┏━━

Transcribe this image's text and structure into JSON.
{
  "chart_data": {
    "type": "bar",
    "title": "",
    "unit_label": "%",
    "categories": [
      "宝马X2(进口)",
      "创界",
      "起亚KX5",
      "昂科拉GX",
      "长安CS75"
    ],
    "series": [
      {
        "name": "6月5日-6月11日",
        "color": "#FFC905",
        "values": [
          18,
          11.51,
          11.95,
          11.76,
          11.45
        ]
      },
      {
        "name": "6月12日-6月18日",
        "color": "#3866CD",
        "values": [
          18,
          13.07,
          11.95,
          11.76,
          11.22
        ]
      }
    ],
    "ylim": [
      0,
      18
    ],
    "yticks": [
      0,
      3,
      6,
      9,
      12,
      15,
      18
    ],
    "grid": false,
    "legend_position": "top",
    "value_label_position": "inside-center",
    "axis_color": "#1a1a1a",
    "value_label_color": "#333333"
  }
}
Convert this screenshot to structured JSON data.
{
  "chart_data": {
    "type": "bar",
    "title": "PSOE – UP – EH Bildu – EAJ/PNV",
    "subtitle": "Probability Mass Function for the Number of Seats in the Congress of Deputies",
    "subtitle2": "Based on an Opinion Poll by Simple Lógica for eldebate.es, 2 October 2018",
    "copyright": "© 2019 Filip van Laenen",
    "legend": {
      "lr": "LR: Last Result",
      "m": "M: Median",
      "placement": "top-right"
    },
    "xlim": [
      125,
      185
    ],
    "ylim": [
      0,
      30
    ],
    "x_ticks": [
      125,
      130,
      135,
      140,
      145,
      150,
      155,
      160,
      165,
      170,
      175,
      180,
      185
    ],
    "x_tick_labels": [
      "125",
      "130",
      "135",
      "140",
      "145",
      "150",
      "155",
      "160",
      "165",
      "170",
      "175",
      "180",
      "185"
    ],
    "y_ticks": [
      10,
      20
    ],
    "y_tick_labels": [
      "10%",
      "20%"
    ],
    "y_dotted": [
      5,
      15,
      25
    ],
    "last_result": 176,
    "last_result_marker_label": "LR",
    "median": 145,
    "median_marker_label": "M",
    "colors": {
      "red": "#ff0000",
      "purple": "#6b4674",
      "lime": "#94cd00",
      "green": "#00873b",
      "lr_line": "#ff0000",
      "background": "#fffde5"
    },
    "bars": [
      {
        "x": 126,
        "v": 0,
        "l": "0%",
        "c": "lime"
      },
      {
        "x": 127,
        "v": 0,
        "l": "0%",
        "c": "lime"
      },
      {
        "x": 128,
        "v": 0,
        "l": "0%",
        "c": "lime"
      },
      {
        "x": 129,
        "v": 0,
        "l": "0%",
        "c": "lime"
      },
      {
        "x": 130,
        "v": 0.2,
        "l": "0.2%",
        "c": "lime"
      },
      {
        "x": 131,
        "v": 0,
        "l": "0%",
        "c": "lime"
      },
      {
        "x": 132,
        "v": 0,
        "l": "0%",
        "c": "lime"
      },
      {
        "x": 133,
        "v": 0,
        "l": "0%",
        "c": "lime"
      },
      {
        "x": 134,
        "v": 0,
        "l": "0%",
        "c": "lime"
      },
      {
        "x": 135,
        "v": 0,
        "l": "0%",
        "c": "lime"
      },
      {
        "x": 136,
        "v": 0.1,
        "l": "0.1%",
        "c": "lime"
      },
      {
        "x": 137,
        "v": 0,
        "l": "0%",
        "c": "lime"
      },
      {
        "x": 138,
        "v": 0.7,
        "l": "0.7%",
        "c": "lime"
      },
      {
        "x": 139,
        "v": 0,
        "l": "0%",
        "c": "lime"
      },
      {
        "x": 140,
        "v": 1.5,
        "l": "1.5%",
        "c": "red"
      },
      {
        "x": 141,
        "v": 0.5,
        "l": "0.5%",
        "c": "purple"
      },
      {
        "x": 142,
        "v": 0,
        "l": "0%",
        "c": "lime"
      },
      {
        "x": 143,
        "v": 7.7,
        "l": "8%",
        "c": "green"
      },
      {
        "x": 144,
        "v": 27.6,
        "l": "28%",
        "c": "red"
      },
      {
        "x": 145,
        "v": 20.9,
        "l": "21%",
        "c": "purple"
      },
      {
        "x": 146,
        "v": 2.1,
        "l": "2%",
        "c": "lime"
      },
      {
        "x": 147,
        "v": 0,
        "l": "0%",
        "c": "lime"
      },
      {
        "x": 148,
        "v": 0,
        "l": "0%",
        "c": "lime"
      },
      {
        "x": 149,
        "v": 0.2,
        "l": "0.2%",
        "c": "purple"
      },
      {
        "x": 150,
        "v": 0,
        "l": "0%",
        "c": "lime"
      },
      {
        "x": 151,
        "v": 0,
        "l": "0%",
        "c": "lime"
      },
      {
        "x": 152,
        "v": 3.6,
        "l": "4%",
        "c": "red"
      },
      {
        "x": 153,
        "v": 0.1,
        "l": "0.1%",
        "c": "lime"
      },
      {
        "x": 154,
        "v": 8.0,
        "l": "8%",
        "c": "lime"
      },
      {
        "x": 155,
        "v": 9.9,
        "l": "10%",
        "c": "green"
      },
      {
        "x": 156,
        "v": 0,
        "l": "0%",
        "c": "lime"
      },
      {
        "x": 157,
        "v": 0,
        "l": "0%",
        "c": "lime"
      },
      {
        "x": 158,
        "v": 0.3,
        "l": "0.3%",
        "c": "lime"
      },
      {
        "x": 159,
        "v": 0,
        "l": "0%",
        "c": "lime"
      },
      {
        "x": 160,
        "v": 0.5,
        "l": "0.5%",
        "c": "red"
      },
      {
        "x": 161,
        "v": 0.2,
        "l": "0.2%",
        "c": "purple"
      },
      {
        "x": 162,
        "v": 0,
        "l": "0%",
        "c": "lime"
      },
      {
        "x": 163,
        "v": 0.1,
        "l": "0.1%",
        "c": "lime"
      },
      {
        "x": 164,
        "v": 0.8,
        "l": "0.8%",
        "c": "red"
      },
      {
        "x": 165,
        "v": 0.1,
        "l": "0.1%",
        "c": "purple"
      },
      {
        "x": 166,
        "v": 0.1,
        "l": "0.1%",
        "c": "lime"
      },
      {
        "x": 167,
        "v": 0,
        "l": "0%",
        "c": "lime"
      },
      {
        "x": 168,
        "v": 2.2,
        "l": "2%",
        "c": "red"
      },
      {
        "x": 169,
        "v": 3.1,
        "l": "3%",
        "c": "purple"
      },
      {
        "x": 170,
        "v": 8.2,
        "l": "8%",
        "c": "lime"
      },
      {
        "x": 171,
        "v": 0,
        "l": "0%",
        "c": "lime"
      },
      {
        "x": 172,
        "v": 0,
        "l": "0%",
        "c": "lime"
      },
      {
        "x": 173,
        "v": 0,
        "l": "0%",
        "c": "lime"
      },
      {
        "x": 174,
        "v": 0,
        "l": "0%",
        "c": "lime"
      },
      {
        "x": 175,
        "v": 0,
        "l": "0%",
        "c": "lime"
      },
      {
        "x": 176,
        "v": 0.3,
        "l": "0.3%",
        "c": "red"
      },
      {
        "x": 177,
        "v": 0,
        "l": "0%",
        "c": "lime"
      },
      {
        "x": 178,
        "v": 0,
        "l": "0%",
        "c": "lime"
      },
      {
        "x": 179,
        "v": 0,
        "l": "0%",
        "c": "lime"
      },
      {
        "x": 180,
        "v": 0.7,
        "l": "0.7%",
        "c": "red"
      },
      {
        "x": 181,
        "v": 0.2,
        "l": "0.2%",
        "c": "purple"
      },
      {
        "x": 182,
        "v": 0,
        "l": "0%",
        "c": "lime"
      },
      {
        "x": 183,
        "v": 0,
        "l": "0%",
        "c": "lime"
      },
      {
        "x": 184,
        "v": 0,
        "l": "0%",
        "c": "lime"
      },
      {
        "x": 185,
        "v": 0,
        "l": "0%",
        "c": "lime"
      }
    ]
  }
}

┗━━

• [DIRECTIVE] Print all of the entries again, exactly as written.

• [FULL ANSWER]
Transcribe this image's text and structure into JSON.
{
  "chart_data": {
    "type": "bar",
    "title": "",
    "unit_label": "%",
    "categories": [
      "宝马X2(进口)",
      "创界",
      "起亚KX5",
      "昂科拉GX",
      "长安CS75"
    ],
    "series": [
      {
        "name": "6月5日-6月11日",
        "color": "#FFC905",
        "values": [
          18,
          11.51,
          11.95,
          11.76,
          11.45
        ]
      },
      {
        "name": "6月12日-6月18日",
        "color": "#3866CD",
        "values": [
          18,
          13.07,
          11.95,
          11.76,
          11.22
        ]
      }
    ],
    "ylim": [
      0,
      18
    ],
    "yticks": [
      0,
      3,
      6,
      9,
      12,
      15,
      18
    ],
    "grid": false,
    "legend_position": "top",
    "value_label_position": "inside-center",
    "axis_color": "#1a1a1a",
    "value_label_color": "#333333"
  }
}
Convert this screenshot to structured JSON data.
{
  "chart_data": {
    "type": "bar",
    "title": "PSOE – UP – EH Bildu – EAJ/PNV",
    "subtitle": "Probability Mass Function for the Number of Seats in the Congress of Deputies",
    "subtitle2": "Based on an Opinion Poll by Simple Lógica for eldebate.es, 2 October 2018",
    "copyright": "© 2019 Filip van Laenen",
    "legend": {
      "lr": "LR: Last Result",
      "m": "M: Median",
      "placement": "top-right"
    },
    "xlim": [
      125,
      185
    ],
    "ylim": [
      0,
      30
    ],
    "x_ticks": [
      125,
      130,
      135,
      140,
      145,
      150,
      155,
      160,
      165,
      170,
      175,
      180,
      185
    ],
    "x_tick_labels": [
      "125",
      "130",
      "135",
      "140",
      "145",
      "150",
      "155",
      "160",
      "165",
      "170",
      "175",
      "180",
      "185"
    ],
    "y_ticks": [
      10,
      20
    ],
    "y_tick_labels": [
      "10%",
      "20%"
    ],
    "y_dotted": [
      5,
      15,
      25
    ],
    "last_result": 176,
    "last_result_marker_label": "LR",
    "median": 145,
    "median_marker_label": "M",
    "colors": {
      "red": "#ff0000",
      "purple": "#6b4674",
      "lime": "#94cd00",
      "green": "#00873b",
      "lr_line": "#ff0000",
      "background": "#fffde5"
    },
    "bars": [
      {
        "x": 126,
        "v": 0,
        "l": "0%",
        "c": "lime"
      },
      {
        "x": 127,
        "v": 0,
        "l": "0%",
        "c": "lime"
      },
      {
        "x": 128,
        "v": 0,
        "l": "0%",
        "c": "lime"
      },
      {
        "x": 129,
        "v": 0,
        "l": "0%",
        "c": "lime"
      },
      {
        "x": 130,
        "v": 0.2,
        "l": "0.2%",
        "c": "lime"
      },
      {
        "x": 131,
        "v": 0,
        "l": "0%",
        "c": "lime"
      },
      {
        "x": 132,
        "v": 0,
        "l": "0%",
        "c": "lime"
      },
      {
        "x": 133,
        "v": 0,
        "l": "0%",
        "c": "lime"
      },
      {
        "x": 134,
        "v": 0,
        "l": "0%",
        "c": "lime"
      },
      {
        "x": 135,
        "v": 0,
        "l": "0%",
        "c": "lime"
      },
      {
        "x": 136,
        "v": 0.1,
        "l": "0.1%",
        "c": "lime"
      },
      {
        "x": 137,
        "v": 0,
        "l": "0%",
        "c": "lime"
      },
      {
        "x": 138,
        "v": 0.7,
        "l": "0.7%",
        "c": "lime"
      },
      {
        "x": 139,
        "v": 0,
        "l": "0%",
        "c": "lime"
      },
      {
        "x": 140,
        "v": 1.5,
        "l": "1.5%",
        "c": "red"
      },
      {
        "x": 141,
        "v": 0.5,
        "l": "0.5%",
        "c": "purple"
      },
      {
        "x": 142,
        "v": 0,
        "l": "0%",
        "c": "lime"
      },
      {
        "x": 143,
        "v": 7.7,
        "l": "8%",
        "c": "green"
      },
      {
        "x": 144,
        "v": 27.6,
        "l": "28%",
        "c": "red"
      },
      {
        "x": 145,
        "v": 20.9,
        "l": "21%",
        "c": "purple"
      },
      {
        "x": 146,
        "v": 2.1,
        "l": "2%",
        "c": "lime"
      },
      {
        "x": 147,
        "v": 0,
        "l": "0%",
        "c": "lime"
      },
      {
        "x": 148,
        "v": 0,
        "l": "0%",
        "c": "lime"
      },
      {
        "x": 149,
        "v": 0.2,
        "l": "0.2%",
        "c": "purple"
      },
      {
        "x": 150,
        "v": 0,
        "l": "0%",
        "c": "lime"
      },
      {
        "x": 151,
        "v": 0,
        "l": "0%",
        "c": "lime"
      },
      {
        "x": 152,
        "v": 3.6,
        "l": "4%",
        "c": "red"
      },
      {
        "x": 153,
        "v": 0.1,
        "l": "0.1%",
        "c": "lime"
      },
      {
        "x": 154,
        "v": 8.0,
        "l": "8%",
        "c": "lime"
      },
      {
        "x": 155,
        "v": 9.9,
        "l": "10%",
        "c": "green"
      },
      {
        "x": 156,
        "v": 0,
        "l": "0%",
        "c": "lime"
      },
      {
        "x": 157,
        "v": 0,
        "l": "0%",
        "c": "lime"
      },
      {
        "x": 158,
        "v": 0.3,
        "l": "0.3%",
        "c": "lime"
      },
      {
        "x": 159,
        "v": 0,
        "l": "0%",
        "c": "lime"
      },
      {
        "x": 160,
        "v": 0.5,
        "l": "0.5%",
        "c": "red"
      },
      {
        "x": 161,
        "v": 0.2,
        "l": "0.2%",
        "c": "purple"
      },
      {
        "x": 162,
        "v": 0,
        "l": "0%",
        "c": "lime"
      },
      {
        "x": 163,
        "v": 0.1,
        "l": "0.1%",
        "c": "lime"
      },
      {
        "x": 164,
        "v": 0.8,
        "l": "0.8%",
        "c": "red"
      },
      {
        "x": 165,
        "v": 0.1,
        "l": "0.1%",
        "c": "purple"
      },
      {
        "x": 166,
        "v": 0.1,
        "l": "0.1%",
        "c": "lime"
      },
      {
        "x": 167,
        "v": 0,
        "l": "0%",
        "c": "lime"
      },
      {
        "x": 168,
        "v": 2.2,
        "l": "2%",
        "c": "red"
      },
      {
        "x": 169,
        "v": 3.1,
        "l": "3%",
        "c": "purple"
      },
      {
        "x": 170,
        "v": 8.2,
        "l": "8%",
        "c": "lime"
      },
      {
        "x": 171,
        "v": 0,
        "l": "0%",
        "c": "lime"
      },
      {
        "x": 172,
        "v": 0,
        "l": "0%",
        "c": "lime"
      },
      {
        "x": 173,
        "v": 0,
        "l": "0%",
        "c": "lime"
      },
      {
        "x": 174,
        "v": 0,
        "l": "0%",
        "c": "lime"
      },
      {
        "x": 175,
        "v": 0,
        "l": "0%",
        "c": "lime"
      },
      {
        "x": 176,
        "v": 0.3,
        "l": "0.3%",
        "c": "red"
      },
      {
        "x": 177,
        "v": 0,
        "l": "0%",
        "c": "lime"
      },
      {
        "x": 178,
        "v": 0,
        "l": "0%",
        "c": "lime"
      },
      {
        "x": 179,
        "v": 0,
        "l": "0%",
        "c": "lime"
      },
      {
        "x": 180,
        "v": 0.7,
        "l": "0.7%",
        "c": "red"
      },
      {
        "x": 181,
        "v": 0.2,
        "l": "0.2%",
        "c": "purple"
      },
      {
        "x": 182,
        "v": 0,
        "l": "0%",
        "c": "lime"
      },
      {
        "x": 183,
        "v": 0,
        "l": "0%",
        "c": "lime"
      },
      {
        "x": 184,
        "v": 0,
        "l": "0%",
        "c": "lime"
      },
      {
        "x": 185,
        "v": 0,
        "l": "0%",
        "c": "lime"
      }
    ]
  }
}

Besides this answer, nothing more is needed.